(Collected data)
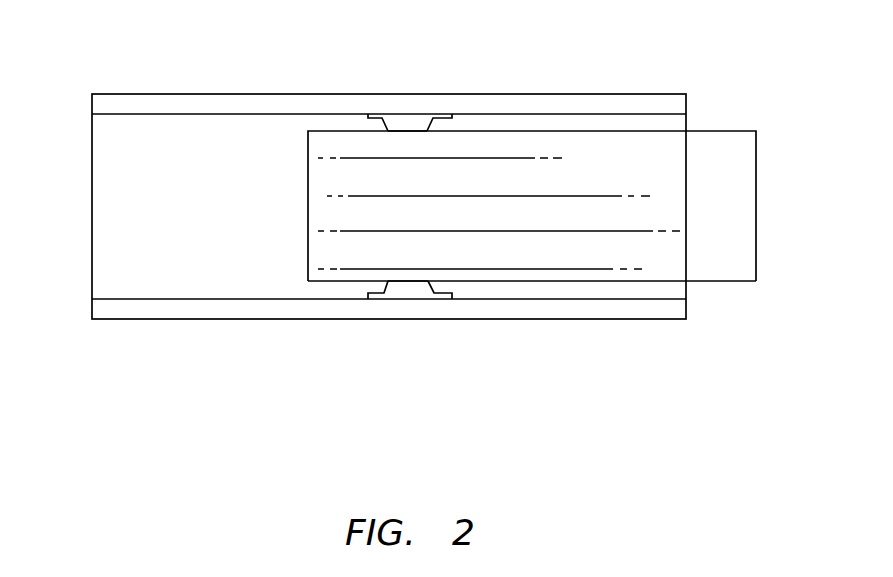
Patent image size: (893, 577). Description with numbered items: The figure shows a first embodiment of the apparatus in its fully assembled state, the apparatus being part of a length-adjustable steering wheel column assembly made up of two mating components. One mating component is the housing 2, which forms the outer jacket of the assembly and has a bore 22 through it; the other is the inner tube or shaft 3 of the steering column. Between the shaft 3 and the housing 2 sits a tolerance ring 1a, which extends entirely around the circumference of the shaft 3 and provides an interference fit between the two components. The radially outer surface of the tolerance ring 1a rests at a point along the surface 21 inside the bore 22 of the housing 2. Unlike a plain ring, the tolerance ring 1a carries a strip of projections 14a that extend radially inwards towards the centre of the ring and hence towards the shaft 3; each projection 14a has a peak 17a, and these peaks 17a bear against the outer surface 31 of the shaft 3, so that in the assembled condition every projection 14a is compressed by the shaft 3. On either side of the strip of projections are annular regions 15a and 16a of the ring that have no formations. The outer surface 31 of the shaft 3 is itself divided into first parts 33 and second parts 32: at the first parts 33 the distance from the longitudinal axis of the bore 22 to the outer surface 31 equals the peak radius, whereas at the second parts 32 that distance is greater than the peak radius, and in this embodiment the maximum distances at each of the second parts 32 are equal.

The tolerance ring 1a is at (397, 122).
The housing 2 is at (687, 97).
The inner tube (shaft) 3 is at (757, 165).
The projections 14a is at (405, 292).
The annular region 15a is at (377, 300).
The annular region 16a is at (443, 300).
The peak 17a is at (413, 130).
The surface 21 is at (135, 117).
The bore 22 is at (678, 123).
The outer surface 31 is at (548, 281).
The second parts 32 is at (367, 215).
The first parts 33 is at (367, 250).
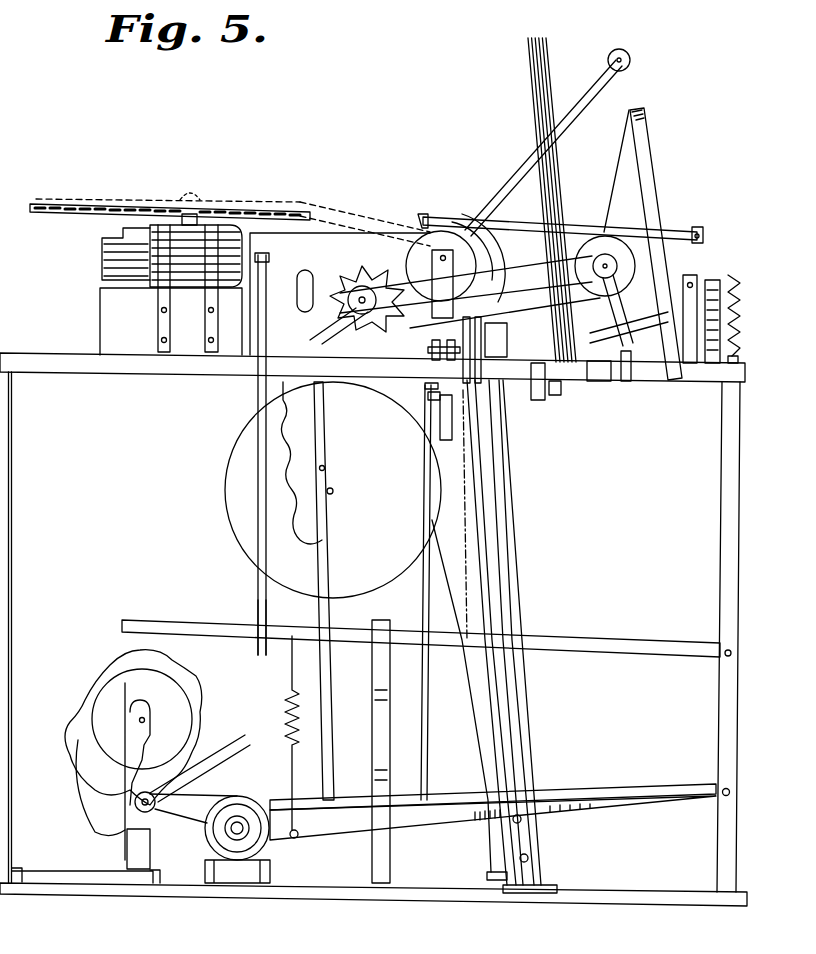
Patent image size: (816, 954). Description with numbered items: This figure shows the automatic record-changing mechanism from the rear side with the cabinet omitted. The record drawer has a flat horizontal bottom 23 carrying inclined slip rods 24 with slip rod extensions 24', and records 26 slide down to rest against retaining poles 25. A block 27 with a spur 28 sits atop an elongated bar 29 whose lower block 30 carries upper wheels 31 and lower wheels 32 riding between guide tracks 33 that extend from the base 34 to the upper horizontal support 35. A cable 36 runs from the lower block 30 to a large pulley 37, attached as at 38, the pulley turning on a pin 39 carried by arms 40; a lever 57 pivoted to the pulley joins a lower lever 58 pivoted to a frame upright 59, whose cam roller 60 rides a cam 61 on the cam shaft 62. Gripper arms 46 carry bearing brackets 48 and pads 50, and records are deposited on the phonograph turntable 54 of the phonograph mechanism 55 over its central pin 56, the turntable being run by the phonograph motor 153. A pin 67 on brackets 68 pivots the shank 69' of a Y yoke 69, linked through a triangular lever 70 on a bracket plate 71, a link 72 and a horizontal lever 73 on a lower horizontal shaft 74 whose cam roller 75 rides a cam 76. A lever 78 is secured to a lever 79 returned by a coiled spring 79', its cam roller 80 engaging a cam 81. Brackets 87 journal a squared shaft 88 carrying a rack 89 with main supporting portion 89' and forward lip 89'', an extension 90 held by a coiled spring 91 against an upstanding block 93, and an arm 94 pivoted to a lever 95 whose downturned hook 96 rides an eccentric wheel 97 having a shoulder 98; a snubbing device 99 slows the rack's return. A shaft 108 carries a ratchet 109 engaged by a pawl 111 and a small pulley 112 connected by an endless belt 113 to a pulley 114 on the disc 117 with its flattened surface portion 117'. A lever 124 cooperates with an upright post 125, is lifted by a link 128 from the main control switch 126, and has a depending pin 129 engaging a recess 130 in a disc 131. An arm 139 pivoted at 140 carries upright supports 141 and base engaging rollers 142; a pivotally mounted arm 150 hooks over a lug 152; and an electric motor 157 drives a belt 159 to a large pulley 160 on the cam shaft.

The flat horizontal bottom 23 is at (592, 380).
The slip rods 24 is at (633, 383).
The slip rod extensions 24' is at (629, 334).
The retaining poles 25 is at (518, 262).
The records 26 is at (530, 104).
The block 27 is at (504, 306).
The spur 28 is at (495, 339).
The elongated bar 29 is at (515, 545).
The lower block 30 is at (535, 847).
The upper wheels 31 is at (526, 820).
The lower wheels 32 is at (532, 860).
The guide tracks 33 is at (515, 705).
The base 34 is at (660, 900).
The upper horizontal support 35 is at (185, 372).
The cable 36 is at (489, 832).
The large pulley 37 is at (325, 536).
The cable attachment 38 is at (396, 428).
The pin or shaft 39 is at (340, 492).
The arms 40 is at (340, 444).
The spaced arms 46 is at (562, 140).
The bearing brackets 48 is at (598, 92).
The resilient discs or pads 50 is at (630, 56).
The phonograph turntable 54 is at (70, 206).
The phonograph mechanism 55 is at (100, 270).
The central pin 56 is at (192, 196).
The lever 57 is at (322, 668).
The lower lever 58 is at (334, 798).
The frame upright 59 is at (720, 751).
The cam roller 60 is at (136, 786).
The cam 61 is at (205, 758).
The cam shaft 62 is at (140, 720).
The pin 67 is at (452, 346).
The brackets 68 is at (430, 352).
The Y yoke 69 is at (443, 350).
The shank 69' is at (449, 429).
The triangular lever 70 is at (428, 398).
The bracket plate 71 is at (425, 388).
The link 72 is at (425, 668).
The horizontal lever 73 is at (432, 798).
The lower horizontal shaft 74 is at (732, 792).
The cam roller 75 is at (136, 808).
The cam 76 is at (120, 770).
The lever 78 is at (462, 582).
The lever 79 is at (493, 827).
The coiled spring 79' is at (273, 770).
The cam roller 80 is at (140, 832).
The cam 81 is at (105, 826).
The brackets 87 is at (688, 366).
The squared shaft 88 is at (700, 262).
The rack 89 is at (662, 239).
The main supporting portion 89' is at (650, 171).
The forward lip 89'' is at (652, 308).
The extension 90 is at (712, 275).
The coiled spring 91 is at (736, 300).
The upstanding block 93 is at (742, 322).
The arm 94 is at (708, 226).
The lever 95 is at (574, 232).
The downturned hook 96 is at (424, 214).
The wheel 97 is at (466, 232).
The shoulder 98 is at (448, 232).
The snubbing device 99 is at (705, 372).
The shaft 108 is at (330, 322).
The ratchet 109 is at (308, 300).
The pawl 111 is at (367, 290).
The small pulley 112 is at (352, 312).
The endless belt 113 is at (505, 232).
The pulley 114 is at (652, 226).
The disc 117 is at (619, 291).
The flattened surface portion 117' is at (619, 214).
The lever 124 is at (255, 628).
The upright post 125 is at (386, 725).
The main control switch 126 is at (262, 262).
The link 128 is at (262, 358).
The depending pin 129 is at (120, 632).
The recess 130 is at (176, 670).
The disc 131 is at (186, 684).
The arm 139 is at (76, 884).
The pivot 140 is at (22, 870).
The upright supports 141 is at (152, 856).
The base engaging rollers 142 is at (160, 884).
The pivotally mounted arm 150 is at (540, 384).
The lug 152 is at (556, 382).
The phonograph motor 153 is at (180, 246).
The electric motor 157 is at (266, 850).
The belt 159 is at (215, 746).
The large pulley 160 is at (178, 712).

§ **TASK DESCRIPTION**: Put the stretch from the start of the data through the line containing "The annular region 16a is at (443, 300)." into a Markdown table with the columns "No." and "Line", skipping blank lines and leaving out the pictures.

§ **COMPLETED EXERCISE**:
| No. | Line |
|---|---|
| 1 | Patent image size: (893, 577). Description with numbered items: The figure shows a first embodiment of the apparatus in its fully assembled state, the apparatus being part of a length-adjustable steering wheel column assembly made up of two mating components. One mating component is the housing 2, which forms the outer jacket of the assembly and has a bore 22 through it; the other is the inner tube or shaft 3 of the steering column. Between the shaft 3 and the housing 2 sits a tolerance ring 1a, which extends entirely around the circumference of the shaft 3 and provides an interference fit between the two components. The radially outer surface of the tolerance ring 1a rests at a point along the surface 21 inside the bore 22 of the housing 2. Unlike a plain ring, the tolerance ring 1a carries a strip of projections 14a that extend radially inwards towards the centre of the ring and hence towards the shaft 3; each projection 14a has a peak 17a, and these peaks 17a bear against the outer surface 31 of the shaft 3, so that in the assembled condition every projection 14a is compressed by the shaft 3. On either side of the strip of projections are annular regions 15a and 16a of the ring that have no formations. The outer surface 31 of the shaft 3 is itself divided into first parts 33 and second parts 32: at the first parts 33 the distance from the longitudinal axis of the bore 22 to the outer surface 31 equals the peak radius, whereas at the second parts 32 that distance is greater than the peak radius, and in this embodiment the maximum distances at each of the second parts 32 are equal. |
| 2 | The tolerance ring 1a is at (397, 122). |
| 3 | The housing 2 is at (687, 97). |
| 4 | The inner tube (shaft) 3 is at (757, 165). |
| 5 | The projections 14a is at (405, 292). |
| 6 | The annular region 15a is at (377, 300). |
| 7 | The annular region 16a is at (443, 300). |